The request.
Reproduce the material below, swapping every "BOOM" for "BLAST" and keeping everything else identical.

Stored rows.

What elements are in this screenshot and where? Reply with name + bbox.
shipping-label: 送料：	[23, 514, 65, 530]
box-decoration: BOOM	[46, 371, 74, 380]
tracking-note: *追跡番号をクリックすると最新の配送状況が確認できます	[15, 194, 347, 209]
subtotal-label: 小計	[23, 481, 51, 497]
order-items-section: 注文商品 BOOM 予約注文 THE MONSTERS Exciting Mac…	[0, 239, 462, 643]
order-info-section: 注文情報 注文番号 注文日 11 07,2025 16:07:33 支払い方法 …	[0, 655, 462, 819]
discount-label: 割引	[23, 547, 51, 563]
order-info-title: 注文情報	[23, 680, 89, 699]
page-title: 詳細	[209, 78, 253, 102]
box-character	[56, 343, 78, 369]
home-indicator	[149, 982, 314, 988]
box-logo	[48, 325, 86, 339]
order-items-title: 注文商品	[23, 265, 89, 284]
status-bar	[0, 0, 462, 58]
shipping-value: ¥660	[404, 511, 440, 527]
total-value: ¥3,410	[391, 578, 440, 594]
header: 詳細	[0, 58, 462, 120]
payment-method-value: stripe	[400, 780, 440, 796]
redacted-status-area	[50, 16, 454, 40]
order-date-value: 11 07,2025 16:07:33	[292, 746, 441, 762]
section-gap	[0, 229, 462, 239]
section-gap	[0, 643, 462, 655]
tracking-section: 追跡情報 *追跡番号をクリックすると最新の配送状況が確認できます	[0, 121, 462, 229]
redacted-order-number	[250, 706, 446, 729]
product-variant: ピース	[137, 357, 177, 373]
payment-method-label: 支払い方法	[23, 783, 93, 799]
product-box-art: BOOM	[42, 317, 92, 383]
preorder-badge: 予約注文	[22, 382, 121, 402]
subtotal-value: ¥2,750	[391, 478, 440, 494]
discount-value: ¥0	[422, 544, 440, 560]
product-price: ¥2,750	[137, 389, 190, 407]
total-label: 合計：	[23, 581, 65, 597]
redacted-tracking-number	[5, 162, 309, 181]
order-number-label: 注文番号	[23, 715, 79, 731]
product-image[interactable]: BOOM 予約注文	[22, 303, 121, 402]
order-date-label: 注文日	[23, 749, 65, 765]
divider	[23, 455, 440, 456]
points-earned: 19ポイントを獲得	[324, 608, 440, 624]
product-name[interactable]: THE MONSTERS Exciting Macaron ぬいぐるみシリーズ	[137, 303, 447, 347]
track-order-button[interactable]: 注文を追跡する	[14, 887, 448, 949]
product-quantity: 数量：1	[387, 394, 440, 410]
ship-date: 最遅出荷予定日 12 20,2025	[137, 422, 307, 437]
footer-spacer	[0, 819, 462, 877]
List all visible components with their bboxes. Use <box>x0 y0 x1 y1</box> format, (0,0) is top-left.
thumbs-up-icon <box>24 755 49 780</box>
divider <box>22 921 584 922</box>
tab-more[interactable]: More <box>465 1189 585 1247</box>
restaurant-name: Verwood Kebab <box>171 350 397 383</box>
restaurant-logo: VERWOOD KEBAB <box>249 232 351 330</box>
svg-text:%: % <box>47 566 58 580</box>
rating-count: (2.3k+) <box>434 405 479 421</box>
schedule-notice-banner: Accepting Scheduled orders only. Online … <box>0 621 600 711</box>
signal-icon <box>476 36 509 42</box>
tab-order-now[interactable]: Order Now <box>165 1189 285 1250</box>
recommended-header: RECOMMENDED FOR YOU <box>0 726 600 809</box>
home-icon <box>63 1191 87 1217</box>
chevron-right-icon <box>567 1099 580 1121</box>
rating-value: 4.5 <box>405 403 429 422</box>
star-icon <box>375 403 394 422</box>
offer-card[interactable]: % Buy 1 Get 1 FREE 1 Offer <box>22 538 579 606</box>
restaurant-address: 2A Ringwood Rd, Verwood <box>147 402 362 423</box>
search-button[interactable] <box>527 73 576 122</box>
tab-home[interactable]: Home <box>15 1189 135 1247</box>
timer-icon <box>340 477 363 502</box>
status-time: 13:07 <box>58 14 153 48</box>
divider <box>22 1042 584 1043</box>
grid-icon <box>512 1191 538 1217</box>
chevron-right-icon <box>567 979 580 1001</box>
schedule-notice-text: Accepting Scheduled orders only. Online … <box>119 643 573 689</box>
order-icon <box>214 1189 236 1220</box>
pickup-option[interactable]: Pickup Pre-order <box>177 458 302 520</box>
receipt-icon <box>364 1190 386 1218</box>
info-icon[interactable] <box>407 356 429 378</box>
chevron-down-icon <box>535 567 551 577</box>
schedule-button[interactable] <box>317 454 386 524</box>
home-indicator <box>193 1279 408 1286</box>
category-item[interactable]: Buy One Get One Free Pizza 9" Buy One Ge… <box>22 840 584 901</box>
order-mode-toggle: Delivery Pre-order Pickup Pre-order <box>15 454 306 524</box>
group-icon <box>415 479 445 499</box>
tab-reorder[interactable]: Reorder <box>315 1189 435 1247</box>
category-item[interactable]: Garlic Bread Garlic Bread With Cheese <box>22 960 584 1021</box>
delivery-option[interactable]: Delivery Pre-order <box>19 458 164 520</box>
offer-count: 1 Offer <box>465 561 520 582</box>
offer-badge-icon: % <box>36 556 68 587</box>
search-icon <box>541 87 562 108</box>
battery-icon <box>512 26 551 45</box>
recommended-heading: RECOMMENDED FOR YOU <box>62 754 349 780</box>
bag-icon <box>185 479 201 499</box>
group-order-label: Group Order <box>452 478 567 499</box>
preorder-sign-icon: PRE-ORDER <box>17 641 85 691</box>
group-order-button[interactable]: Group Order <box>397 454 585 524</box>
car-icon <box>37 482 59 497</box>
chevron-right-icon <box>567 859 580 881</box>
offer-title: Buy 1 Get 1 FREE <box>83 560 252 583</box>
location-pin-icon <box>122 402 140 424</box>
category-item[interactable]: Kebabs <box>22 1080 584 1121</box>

Result.
What elements are in this screenshot and where? Reply with name + bbox.
shipping-label: 送料：	[23, 514, 65, 530]
box-decoration: BLAST	[46, 371, 74, 380]
tracking-note: *追跡番号をクリックすると最新の配送状況が確認できます	[15, 194, 347, 209]
subtotal-label: 小計	[23, 481, 51, 497]
order-items-section: 注文商品 BLAST 予約注文 THE MONSTERS Exciting Mac…	[0, 239, 462, 643]
order-info-section: 注文情報 注文番号 注文日 11 07,2025 16:07:33 支払い方法 …	[0, 655, 462, 819]
discount-label: 割引	[23, 547, 51, 563]
order-info-title: 注文情報	[23, 680, 89, 699]
page-title: 詳細	[209, 78, 253, 102]
box-character	[56, 343, 78, 369]
home-indicator	[149, 982, 314, 988]
box-logo	[48, 325, 86, 339]
order-items-title: 注文商品	[23, 265, 89, 284]
status-bar	[0, 0, 462, 58]
shipping-value: ¥660	[404, 511, 440, 527]
total-value: ¥3,410	[391, 578, 440, 594]
header: 詳細	[0, 58, 462, 120]
payment-method-value: stripe	[400, 780, 440, 796]
redacted-status-area	[50, 16, 454, 40]
order-date-value: 11 07,2025 16:07:33	[292, 746, 441, 762]
section-gap	[0, 229, 462, 239]
section-gap	[0, 643, 462, 655]
tracking-section: 追跡情報 *追跡番号をクリックすると最新の配送状況が確認できます	[0, 121, 462, 229]
redacted-order-number	[250, 706, 446, 729]
product-variant: ピース	[137, 357, 177, 373]
payment-method-label: 支払い方法	[23, 783, 93, 799]
product-box-art: BLAST	[42, 317, 92, 383]
preorder-badge: 予約注文	[22, 382, 121, 402]
subtotal-value: ¥2,750	[391, 478, 440, 494]
discount-value: ¥0	[422, 544, 440, 560]
product-price: ¥2,750	[137, 389, 190, 407]
total-label: 合計：	[23, 581, 65, 597]
redacted-tracking-number	[5, 162, 309, 181]
order-number-label: 注文番号	[23, 715, 79, 731]
product-image[interactable]: BLAST 予約注文	[22, 303, 121, 402]
order-date-label: 注文日	[23, 749, 65, 765]
divider	[23, 455, 440, 456]
points-earned: 19ポイントを獲得	[324, 608, 440, 624]
product-name[interactable]: THE MONSTERS Exciting Macaron ぬいぐるみシリーズ	[137, 303, 447, 347]
track-order-button[interactable]: 注文を追跡する	[14, 887, 448, 949]
product-quantity: 数量：1	[387, 394, 440, 410]
ship-date: 最遅出荷予定日 12 20,2025	[137, 422, 307, 437]
footer-spacer	[0, 819, 462, 877]
List all visible components with their bboxes. Use <box>x0 y0 x1 y1</box> format, (0,0) is top-left.
thumbs-up-icon <box>24 755 49 780</box>
divider <box>22 921 584 922</box>
tab-more[interactable]: More <box>465 1189 585 1247</box>
restaurant-name: Verwood Kebab <box>171 350 397 383</box>
restaurant-logo: VERWOOD KEBAB <box>249 232 351 330</box>
svg-text:%: % <box>47 566 58 580</box>
rating-count: (2.3k+) <box>434 405 479 421</box>
schedule-notice-banner: Accepting Scheduled orders only. Online … <box>0 621 600 711</box>
signal-icon <box>476 36 509 42</box>
tab-order-now[interactable]: Order Now <box>165 1189 285 1250</box>
recommended-header: RECOMMENDED FOR YOU <box>0 726 600 809</box>
home-icon <box>63 1191 87 1217</box>
chevron-right-icon <box>567 1099 580 1121</box>
rating-value: 4.5 <box>405 403 429 422</box>
star-icon <box>375 403 394 422</box>
offer-card[interactable]: % Buy 1 Get 1 FREE 1 Offer <box>22 538 579 606</box>
restaurant-address: 2A Ringwood Rd, Verwood <box>147 402 362 423</box>
search-button[interactable] <box>527 73 576 122</box>
tab-home[interactable]: Home <box>15 1189 135 1247</box>
timer-icon <box>340 477 363 502</box>
status-time: 13:07 <box>58 14 153 48</box>
divider <box>22 1042 584 1043</box>
grid-icon <box>512 1191 538 1217</box>
chevron-right-icon <box>567 979 580 1001</box>
schedule-notice-text: Accepting Scheduled orders only. Online … <box>119 643 573 689</box>
order-icon <box>214 1189 236 1220</box>
pickup-option[interactable]: Pickup Pre-order <box>177 458 302 520</box>
receipt-icon <box>364 1190 386 1218</box>
info-icon[interactable] <box>407 356 429 378</box>
chevron-down-icon <box>535 567 551 577</box>
schedule-button[interactable] <box>317 454 386 524</box>
home-indicator <box>193 1279 408 1286</box>
category-item[interactable]: Buy One Get One Free Pizza 9" Buy One Ge… <box>22 840 584 901</box>
order-mode-toggle: Delivery Pre-order Pickup Pre-order <box>15 454 306 524</box>
group-icon <box>415 479 445 499</box>
tab-reorder[interactable]: Reorder <box>315 1189 435 1247</box>
category-item[interactable]: Garlic Bread Garlic Bread With Cheese <box>22 960 584 1021</box>
delivery-option[interactable]: Delivery Pre-order <box>19 458 164 520</box>
offer-count: 1 Offer <box>465 561 520 582</box>
offer-badge-icon: % <box>36 556 68 587</box>
search-icon <box>541 87 562 108</box>
battery-icon <box>512 26 551 45</box>
recommended-heading: RECOMMENDED FOR YOU <box>62 754 349 780</box>
bag-icon <box>185 479 201 499</box>
group-order-label: Group Order <box>452 478 567 499</box>
preorder-sign-icon: PRE-ORDER <box>17 641 85 691</box>
group-order-button[interactable]: Group Order <box>397 454 585 524</box>
car-icon <box>37 482 59 497</box>
chevron-right-icon <box>567 859 580 881</box>
offer-title: Buy 1 Get 1 FREE <box>83 560 252 583</box>
location-pin-icon <box>122 402 140 424</box>
category-item[interactable]: Kebabs <box>22 1080 584 1121</box>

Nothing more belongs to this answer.